• _Problem to work on_: Copy out the items from the very first line down to and including the line containing "style-60-accent5[interactable]: 60% —".

• _Element boundary records_:
<<<<
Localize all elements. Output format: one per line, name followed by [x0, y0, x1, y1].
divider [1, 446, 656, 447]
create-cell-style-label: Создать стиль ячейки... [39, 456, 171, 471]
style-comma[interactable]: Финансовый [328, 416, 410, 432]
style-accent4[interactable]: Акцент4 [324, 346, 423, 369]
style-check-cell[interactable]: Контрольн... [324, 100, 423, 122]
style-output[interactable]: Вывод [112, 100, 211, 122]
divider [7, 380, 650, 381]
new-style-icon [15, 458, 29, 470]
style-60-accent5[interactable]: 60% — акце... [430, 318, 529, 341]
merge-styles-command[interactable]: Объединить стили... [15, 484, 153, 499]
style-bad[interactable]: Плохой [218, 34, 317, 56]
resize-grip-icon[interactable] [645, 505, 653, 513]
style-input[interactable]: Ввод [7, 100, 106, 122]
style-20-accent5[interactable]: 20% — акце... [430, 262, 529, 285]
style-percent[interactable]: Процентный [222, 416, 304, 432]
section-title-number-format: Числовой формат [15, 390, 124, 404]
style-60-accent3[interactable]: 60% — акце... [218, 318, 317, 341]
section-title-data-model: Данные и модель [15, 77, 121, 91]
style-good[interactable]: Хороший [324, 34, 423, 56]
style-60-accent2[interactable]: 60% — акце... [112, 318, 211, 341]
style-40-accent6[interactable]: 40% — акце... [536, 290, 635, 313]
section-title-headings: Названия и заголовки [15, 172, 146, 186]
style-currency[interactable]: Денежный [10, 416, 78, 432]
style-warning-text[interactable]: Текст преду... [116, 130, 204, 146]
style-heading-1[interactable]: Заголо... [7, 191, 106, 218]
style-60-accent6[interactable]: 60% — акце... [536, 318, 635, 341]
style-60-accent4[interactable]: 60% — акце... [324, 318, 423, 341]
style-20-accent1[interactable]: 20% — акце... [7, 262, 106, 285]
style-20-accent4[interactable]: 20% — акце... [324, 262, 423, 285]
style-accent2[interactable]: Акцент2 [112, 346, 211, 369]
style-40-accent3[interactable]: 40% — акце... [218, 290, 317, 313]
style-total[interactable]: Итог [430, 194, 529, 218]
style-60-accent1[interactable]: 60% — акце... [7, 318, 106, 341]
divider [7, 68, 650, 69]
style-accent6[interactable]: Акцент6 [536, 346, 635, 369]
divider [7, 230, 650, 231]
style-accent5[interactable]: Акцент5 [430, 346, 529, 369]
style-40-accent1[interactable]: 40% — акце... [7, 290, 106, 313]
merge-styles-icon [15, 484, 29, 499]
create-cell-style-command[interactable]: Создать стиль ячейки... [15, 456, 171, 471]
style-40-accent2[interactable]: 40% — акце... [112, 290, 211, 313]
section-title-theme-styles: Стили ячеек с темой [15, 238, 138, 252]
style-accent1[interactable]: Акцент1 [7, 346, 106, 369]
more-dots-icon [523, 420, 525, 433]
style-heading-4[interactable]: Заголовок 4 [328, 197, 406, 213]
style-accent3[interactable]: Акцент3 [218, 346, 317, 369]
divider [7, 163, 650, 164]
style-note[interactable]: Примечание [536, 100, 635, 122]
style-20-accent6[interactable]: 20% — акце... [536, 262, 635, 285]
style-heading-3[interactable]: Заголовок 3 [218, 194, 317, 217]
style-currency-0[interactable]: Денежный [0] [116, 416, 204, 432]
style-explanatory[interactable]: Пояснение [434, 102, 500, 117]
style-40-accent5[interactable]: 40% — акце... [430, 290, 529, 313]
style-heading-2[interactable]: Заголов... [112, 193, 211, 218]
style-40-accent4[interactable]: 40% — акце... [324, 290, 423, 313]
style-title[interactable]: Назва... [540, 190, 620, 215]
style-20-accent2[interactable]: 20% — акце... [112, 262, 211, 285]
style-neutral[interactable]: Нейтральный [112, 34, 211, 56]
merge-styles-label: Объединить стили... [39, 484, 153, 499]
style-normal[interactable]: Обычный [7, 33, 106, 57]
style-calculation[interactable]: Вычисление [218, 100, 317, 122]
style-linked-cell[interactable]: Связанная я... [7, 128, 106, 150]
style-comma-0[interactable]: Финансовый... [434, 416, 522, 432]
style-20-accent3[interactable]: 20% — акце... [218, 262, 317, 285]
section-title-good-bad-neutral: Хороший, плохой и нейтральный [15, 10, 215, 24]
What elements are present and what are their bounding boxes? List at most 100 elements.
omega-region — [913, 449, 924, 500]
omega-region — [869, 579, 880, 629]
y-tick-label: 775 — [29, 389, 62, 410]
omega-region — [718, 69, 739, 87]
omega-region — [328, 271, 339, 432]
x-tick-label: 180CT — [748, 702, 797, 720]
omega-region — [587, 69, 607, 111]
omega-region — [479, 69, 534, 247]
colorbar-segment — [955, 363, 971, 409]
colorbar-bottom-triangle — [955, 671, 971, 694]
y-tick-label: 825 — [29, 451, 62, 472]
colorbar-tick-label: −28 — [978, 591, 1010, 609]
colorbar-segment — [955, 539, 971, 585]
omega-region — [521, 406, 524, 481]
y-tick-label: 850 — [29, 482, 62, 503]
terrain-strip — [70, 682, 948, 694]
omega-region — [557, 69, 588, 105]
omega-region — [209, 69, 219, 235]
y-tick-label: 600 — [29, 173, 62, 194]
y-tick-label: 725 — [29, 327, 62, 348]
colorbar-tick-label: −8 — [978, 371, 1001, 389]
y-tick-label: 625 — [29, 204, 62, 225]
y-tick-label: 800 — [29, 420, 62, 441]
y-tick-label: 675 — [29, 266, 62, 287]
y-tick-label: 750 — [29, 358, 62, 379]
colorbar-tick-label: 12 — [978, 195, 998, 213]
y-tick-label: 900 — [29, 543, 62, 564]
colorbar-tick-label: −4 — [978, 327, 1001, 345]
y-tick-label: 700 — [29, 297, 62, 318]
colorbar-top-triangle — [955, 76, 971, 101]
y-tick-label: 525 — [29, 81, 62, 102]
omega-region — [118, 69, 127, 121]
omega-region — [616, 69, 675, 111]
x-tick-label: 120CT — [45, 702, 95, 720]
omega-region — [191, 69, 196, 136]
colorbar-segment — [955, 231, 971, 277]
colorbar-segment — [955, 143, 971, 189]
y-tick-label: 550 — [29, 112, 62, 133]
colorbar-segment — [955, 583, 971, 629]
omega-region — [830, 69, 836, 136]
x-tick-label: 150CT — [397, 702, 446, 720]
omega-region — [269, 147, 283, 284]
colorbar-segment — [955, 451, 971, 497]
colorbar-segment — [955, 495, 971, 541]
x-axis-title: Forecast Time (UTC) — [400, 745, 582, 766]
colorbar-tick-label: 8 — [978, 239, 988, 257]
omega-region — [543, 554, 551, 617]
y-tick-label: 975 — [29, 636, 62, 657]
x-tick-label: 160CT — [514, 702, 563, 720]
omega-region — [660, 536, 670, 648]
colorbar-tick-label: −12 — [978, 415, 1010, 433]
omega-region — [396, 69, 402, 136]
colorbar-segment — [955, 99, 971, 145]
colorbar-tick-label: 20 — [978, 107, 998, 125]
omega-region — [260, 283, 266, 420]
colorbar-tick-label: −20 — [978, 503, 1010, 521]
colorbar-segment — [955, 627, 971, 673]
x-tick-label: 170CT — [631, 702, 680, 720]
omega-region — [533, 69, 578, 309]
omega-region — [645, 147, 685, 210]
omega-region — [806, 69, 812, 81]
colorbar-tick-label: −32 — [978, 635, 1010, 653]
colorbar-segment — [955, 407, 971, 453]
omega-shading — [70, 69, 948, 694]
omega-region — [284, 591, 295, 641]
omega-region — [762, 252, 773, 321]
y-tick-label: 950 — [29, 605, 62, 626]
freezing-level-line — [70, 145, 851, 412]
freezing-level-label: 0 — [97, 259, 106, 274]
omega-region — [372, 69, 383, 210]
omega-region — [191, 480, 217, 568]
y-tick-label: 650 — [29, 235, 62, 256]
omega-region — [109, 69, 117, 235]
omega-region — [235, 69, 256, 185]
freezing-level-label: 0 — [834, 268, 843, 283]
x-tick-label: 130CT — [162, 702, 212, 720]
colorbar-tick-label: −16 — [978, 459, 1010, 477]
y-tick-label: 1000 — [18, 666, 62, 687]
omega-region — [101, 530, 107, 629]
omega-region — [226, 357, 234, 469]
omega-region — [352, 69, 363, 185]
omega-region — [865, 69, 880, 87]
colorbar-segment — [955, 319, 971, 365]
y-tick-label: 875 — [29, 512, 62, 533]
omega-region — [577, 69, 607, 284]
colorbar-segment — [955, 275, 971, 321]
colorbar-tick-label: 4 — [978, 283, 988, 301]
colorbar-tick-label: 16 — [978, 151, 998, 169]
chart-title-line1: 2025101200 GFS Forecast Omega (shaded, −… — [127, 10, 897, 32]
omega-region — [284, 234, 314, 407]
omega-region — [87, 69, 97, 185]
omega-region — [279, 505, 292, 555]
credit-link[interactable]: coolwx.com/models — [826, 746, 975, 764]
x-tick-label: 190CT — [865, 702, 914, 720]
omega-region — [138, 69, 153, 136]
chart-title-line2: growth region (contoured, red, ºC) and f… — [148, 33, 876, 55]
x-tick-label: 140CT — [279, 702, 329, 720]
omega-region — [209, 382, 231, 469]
>>>>
• _Finished task_:
Localize all elements. Output format: one per line, name followed by [x0, y0, x1, y1].
divider [1, 446, 656, 447]
create-cell-style-label: Создать стиль ячейки... [39, 456, 171, 471]
style-comma[interactable]: Финансовый [328, 416, 410, 432]
style-accent4[interactable]: Акцент4 [324, 346, 423, 369]
style-check-cell[interactable]: Контрольн... [324, 100, 423, 122]
style-output[interactable]: Вывод [112, 100, 211, 122]
divider [7, 380, 650, 381]
new-style-icon [15, 458, 29, 470]
style-60-accent5[interactable]: 60% — акце... [430, 318, 529, 341]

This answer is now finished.